== Data provided ==

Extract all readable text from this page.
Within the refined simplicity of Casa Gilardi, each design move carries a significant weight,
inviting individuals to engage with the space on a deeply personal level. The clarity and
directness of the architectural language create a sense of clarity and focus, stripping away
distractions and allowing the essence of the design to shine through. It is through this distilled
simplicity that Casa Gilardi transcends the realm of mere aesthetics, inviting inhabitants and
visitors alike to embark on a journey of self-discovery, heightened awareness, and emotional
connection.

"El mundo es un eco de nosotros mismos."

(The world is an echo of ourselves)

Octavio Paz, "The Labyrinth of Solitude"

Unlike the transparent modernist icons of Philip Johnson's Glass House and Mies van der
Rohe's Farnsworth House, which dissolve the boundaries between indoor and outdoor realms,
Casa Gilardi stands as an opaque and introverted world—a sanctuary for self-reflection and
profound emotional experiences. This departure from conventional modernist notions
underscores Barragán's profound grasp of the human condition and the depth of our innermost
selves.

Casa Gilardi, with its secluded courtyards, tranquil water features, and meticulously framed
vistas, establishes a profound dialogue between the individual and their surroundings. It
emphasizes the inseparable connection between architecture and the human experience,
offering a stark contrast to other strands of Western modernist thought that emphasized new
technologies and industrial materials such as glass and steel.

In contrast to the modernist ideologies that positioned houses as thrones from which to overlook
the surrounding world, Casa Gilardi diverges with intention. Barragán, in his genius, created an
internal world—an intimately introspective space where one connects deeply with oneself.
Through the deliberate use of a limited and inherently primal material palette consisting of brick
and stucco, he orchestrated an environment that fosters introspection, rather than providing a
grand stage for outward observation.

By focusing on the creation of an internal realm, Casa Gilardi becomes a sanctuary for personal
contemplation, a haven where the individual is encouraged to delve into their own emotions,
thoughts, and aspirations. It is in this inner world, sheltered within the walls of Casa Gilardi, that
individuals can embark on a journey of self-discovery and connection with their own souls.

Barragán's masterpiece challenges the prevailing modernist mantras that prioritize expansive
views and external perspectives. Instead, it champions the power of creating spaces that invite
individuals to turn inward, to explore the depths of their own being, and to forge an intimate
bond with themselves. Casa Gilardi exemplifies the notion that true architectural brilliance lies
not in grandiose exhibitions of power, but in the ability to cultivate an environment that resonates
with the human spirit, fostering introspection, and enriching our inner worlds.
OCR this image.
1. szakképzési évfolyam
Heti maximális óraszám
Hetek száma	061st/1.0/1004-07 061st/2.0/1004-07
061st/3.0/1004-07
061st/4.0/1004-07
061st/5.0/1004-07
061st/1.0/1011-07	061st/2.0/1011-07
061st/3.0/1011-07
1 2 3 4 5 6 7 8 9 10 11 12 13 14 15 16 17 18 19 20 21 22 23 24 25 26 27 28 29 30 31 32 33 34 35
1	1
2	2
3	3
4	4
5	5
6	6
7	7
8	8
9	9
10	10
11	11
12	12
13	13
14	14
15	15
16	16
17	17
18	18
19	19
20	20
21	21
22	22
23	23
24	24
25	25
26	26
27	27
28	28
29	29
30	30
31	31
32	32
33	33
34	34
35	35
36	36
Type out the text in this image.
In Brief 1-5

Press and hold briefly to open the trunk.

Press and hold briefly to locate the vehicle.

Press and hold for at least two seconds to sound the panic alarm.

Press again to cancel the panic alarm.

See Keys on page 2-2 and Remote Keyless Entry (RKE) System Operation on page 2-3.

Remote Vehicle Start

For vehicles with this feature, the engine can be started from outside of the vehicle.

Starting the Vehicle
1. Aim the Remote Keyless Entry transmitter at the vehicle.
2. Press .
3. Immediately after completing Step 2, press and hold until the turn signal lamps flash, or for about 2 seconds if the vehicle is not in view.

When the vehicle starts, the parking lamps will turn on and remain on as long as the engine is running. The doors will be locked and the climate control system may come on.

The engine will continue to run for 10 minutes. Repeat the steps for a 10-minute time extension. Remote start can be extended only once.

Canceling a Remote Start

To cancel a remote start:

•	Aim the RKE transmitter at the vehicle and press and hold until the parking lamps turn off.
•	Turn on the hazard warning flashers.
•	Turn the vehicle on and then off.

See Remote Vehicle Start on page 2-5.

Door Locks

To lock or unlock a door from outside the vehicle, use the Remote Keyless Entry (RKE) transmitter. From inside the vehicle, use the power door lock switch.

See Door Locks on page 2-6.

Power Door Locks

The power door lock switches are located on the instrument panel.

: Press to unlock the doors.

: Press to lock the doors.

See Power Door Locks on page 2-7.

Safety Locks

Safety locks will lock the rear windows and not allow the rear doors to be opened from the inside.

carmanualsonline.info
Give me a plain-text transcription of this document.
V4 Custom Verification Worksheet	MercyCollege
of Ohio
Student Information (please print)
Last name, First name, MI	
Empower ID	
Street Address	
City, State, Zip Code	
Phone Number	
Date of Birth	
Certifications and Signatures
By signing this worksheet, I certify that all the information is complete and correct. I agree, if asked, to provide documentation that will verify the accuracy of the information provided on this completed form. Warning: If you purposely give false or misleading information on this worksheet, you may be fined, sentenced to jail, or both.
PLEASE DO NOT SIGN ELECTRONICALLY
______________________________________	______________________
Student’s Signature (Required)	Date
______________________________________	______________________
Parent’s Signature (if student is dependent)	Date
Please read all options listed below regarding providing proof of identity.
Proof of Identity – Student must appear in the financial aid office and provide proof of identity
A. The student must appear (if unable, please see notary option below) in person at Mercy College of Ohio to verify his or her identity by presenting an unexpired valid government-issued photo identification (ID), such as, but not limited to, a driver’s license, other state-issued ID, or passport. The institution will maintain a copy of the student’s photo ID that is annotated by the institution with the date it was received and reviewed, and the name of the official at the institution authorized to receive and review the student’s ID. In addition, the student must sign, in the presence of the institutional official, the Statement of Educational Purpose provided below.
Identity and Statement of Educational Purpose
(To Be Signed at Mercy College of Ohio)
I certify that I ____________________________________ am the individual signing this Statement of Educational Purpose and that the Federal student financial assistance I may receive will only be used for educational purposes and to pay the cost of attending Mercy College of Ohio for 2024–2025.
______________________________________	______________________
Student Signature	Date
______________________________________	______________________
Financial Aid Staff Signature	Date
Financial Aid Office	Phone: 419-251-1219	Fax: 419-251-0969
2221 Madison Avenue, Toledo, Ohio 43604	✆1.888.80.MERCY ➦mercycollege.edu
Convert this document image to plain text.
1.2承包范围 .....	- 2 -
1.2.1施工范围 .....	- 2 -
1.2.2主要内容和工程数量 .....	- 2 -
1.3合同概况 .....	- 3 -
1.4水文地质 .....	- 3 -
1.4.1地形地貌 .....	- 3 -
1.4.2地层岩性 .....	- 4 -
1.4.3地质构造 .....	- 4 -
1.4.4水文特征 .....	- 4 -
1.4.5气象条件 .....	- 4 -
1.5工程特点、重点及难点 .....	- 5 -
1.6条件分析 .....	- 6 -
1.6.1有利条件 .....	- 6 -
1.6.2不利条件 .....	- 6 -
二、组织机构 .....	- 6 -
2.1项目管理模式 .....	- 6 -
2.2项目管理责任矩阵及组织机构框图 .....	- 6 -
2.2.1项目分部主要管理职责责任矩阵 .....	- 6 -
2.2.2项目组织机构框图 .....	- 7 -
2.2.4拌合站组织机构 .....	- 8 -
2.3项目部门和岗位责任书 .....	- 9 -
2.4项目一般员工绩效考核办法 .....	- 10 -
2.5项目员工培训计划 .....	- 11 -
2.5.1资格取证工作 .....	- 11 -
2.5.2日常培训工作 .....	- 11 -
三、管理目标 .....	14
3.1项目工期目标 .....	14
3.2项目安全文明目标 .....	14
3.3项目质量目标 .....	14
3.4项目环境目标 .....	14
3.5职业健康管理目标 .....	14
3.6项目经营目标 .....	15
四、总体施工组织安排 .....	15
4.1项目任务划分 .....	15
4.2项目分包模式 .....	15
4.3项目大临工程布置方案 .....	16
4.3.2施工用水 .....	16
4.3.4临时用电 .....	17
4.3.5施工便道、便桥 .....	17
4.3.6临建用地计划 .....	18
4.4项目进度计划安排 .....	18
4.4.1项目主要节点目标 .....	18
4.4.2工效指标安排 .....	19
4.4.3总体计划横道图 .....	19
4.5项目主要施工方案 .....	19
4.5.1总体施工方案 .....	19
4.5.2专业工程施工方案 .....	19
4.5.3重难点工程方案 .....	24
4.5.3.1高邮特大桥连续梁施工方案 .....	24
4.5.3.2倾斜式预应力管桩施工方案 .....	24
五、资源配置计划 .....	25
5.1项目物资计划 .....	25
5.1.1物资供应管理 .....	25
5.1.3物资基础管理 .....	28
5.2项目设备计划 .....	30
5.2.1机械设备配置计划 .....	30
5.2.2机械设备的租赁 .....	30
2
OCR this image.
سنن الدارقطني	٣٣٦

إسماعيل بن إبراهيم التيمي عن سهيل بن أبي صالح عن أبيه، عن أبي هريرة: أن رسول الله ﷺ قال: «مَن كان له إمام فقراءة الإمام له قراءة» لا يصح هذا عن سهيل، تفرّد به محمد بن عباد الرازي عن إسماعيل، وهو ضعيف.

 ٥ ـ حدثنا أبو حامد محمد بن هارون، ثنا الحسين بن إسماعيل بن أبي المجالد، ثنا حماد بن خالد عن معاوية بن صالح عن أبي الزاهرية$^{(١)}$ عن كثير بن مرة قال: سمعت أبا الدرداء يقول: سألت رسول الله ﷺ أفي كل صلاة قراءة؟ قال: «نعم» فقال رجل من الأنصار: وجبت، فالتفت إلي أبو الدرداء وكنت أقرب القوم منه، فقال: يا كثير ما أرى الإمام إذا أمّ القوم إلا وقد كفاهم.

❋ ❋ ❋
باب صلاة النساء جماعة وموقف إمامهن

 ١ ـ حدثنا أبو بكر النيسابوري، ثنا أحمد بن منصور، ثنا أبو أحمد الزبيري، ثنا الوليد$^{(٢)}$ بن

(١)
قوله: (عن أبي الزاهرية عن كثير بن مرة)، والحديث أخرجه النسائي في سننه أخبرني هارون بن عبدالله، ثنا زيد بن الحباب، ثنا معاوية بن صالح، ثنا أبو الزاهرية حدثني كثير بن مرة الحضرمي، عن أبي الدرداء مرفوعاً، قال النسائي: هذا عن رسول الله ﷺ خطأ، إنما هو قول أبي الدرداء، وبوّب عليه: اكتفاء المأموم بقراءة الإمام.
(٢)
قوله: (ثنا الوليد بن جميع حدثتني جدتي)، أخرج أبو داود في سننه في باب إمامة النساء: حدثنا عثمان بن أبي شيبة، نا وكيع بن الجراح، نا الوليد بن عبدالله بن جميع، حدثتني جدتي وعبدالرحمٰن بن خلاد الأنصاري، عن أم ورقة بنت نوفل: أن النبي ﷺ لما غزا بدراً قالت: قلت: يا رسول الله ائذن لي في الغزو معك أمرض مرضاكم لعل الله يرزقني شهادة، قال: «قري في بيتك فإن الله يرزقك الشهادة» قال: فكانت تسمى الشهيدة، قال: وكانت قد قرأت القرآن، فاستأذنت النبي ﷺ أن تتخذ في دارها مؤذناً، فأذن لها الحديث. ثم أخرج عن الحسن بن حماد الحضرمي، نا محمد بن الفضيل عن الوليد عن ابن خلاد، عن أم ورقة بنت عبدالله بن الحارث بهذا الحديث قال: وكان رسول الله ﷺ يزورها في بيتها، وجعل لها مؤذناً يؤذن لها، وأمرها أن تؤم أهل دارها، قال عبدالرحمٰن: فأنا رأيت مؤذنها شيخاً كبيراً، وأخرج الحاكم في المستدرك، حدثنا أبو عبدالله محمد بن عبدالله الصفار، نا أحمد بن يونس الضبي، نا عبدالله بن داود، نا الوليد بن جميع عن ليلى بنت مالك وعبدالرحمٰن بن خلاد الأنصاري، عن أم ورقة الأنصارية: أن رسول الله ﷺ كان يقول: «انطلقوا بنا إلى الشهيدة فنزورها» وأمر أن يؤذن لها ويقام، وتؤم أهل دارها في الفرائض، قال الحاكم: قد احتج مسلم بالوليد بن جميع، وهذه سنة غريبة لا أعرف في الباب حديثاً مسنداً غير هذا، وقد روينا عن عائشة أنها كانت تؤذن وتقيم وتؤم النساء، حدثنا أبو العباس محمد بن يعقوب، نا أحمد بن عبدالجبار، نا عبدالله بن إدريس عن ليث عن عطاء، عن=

===

* Written problem: Which lines hold the word "صلاة"? Copy each of them from the records.

* Response to the task:
 ٥ ـ حدثنا أبو حامد محمد بن هارون، ثنا الحسين بن إسماعيل بن أبي المجالد، ثنا حماد بن خالد عن معاوية بن صالح عن أبي الزاهرية$^{(١)}$ عن كثير بن مرة قال: سمعت أبا الدرداء يقول: سألت رسول الله ﷺ أفي كل صلاة قراءة؟ قال: «نعم» فقال رجل من الأنصار: وجبت، فالتفت إلي أبو الدرداء وكنت أقرب القوم منه، فقال: يا كثير ما أرى الإمام إذا أمّ القوم إلا وقد كفاهم.
باب صلاة النساء جماعة وموقف إمامهن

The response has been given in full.